-- Begin --

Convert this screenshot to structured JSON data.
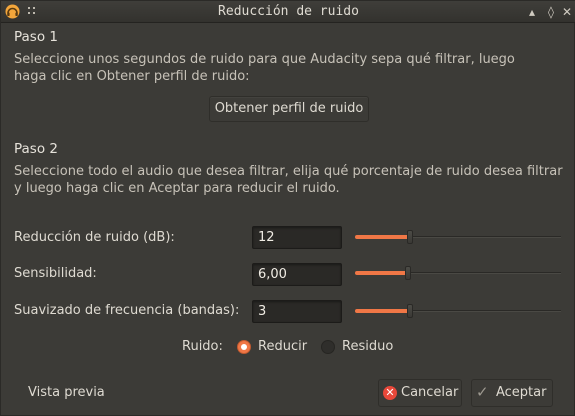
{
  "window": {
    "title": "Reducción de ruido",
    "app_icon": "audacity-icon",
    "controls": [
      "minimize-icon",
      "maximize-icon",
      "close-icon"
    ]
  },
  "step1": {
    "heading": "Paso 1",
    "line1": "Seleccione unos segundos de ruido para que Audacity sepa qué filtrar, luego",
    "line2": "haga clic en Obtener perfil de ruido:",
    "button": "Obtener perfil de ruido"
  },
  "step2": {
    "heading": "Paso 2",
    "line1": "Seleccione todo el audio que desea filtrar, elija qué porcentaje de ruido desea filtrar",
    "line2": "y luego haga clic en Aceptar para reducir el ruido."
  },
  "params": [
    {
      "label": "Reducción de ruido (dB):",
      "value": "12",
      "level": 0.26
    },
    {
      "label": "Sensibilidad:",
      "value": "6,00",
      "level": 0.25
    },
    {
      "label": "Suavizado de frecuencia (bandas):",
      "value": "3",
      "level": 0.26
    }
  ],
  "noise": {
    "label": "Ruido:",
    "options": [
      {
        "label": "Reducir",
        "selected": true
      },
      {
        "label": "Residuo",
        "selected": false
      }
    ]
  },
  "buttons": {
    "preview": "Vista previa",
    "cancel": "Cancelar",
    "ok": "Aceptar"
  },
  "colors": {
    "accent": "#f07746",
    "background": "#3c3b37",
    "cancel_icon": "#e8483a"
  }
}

-- End --

Using the records above, copy every line that has the word "Obtener" in it.

- TASK OUTPUT
    "line2": "haga clic en Obtener perfil de ruido:",
    "button": "Obtener perfil de ruido"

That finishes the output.